Annotated element listings:
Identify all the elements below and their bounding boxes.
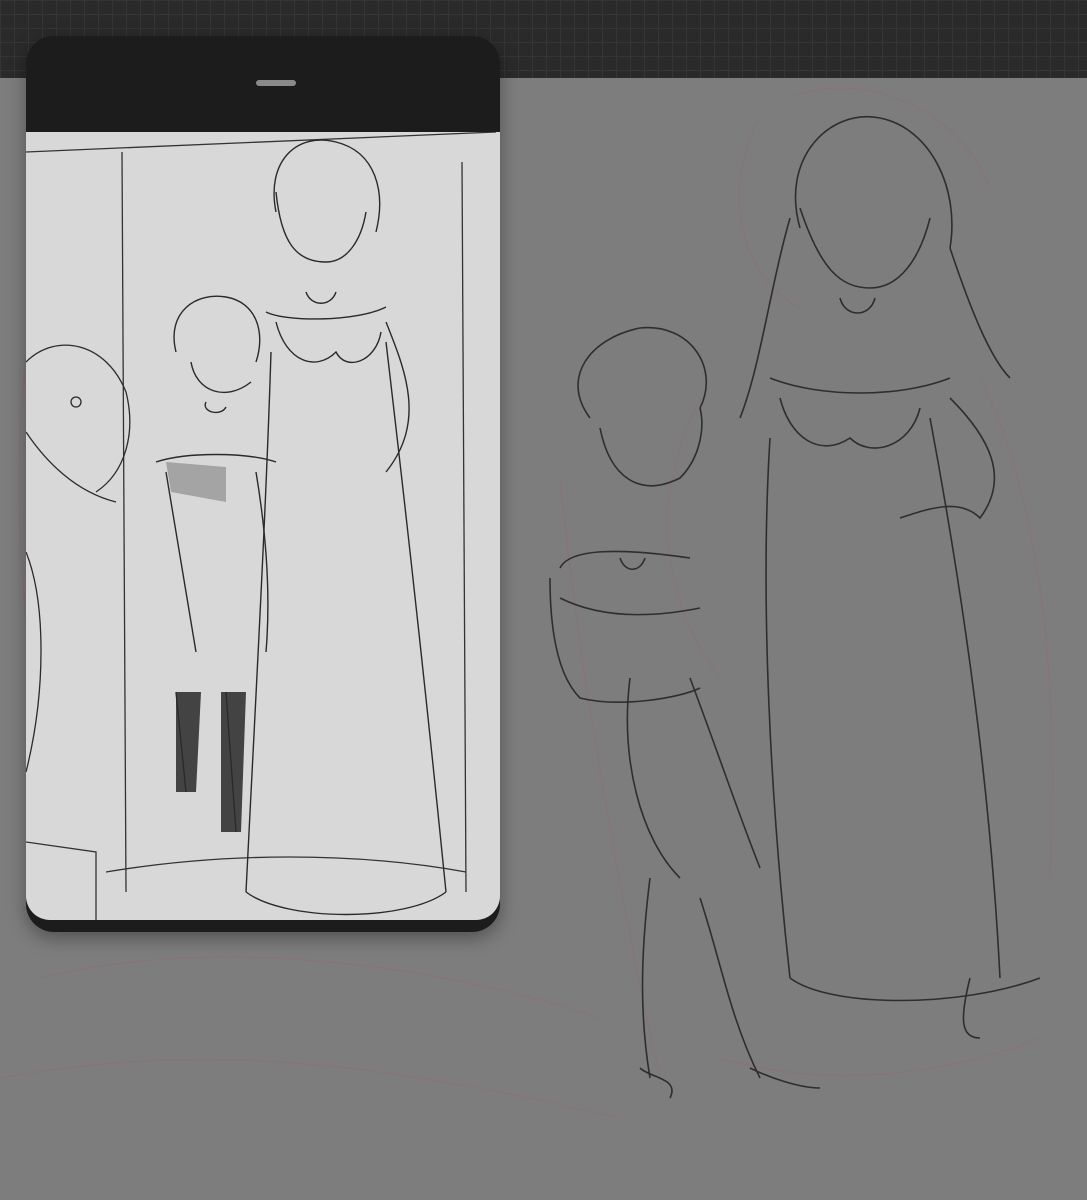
reference-side-figure (26, 344, 131, 773)
drag-handle-icon[interactable] (256, 80, 296, 86)
sketch-tall-figure (739, 115, 1041, 1039)
reference-room-lines (26, 132, 497, 920)
reference-sketch (26, 132, 497, 920)
reference-image[interactable] (26, 132, 500, 920)
drawing-app (0, 0, 1087, 1200)
reference-short-figure (155, 295, 277, 833)
reference-tall-figure (245, 139, 447, 916)
reference-boots (166, 462, 246, 832)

WHAT YOU SHOULD DO:
Put every line of the records above into a JSON list of strings, one string per line, skipping blank lines and leaving out the pictures.

SOLUTION:
[
  "Identify all the elements below and their bounding boxes.",
  "reference-side-figure (26, 344, 131, 773)",
  "drag-handle-icon[interactable] (256, 80, 296, 86)",
  "sketch-tall-figure (739, 115, 1041, 1039)",
  "reference-room-lines (26, 132, 497, 920)",
  "reference-sketch (26, 132, 497, 920)",
  "reference-image[interactable] (26, 132, 500, 920)",
  "drawing-app (0, 0, 1087, 1200)",
  "reference-short-figure (155, 295, 277, 833)",
  "reference-tall-figure (245, 139, 447, 916)",
  "reference-boots (166, 462, 246, 832)"
]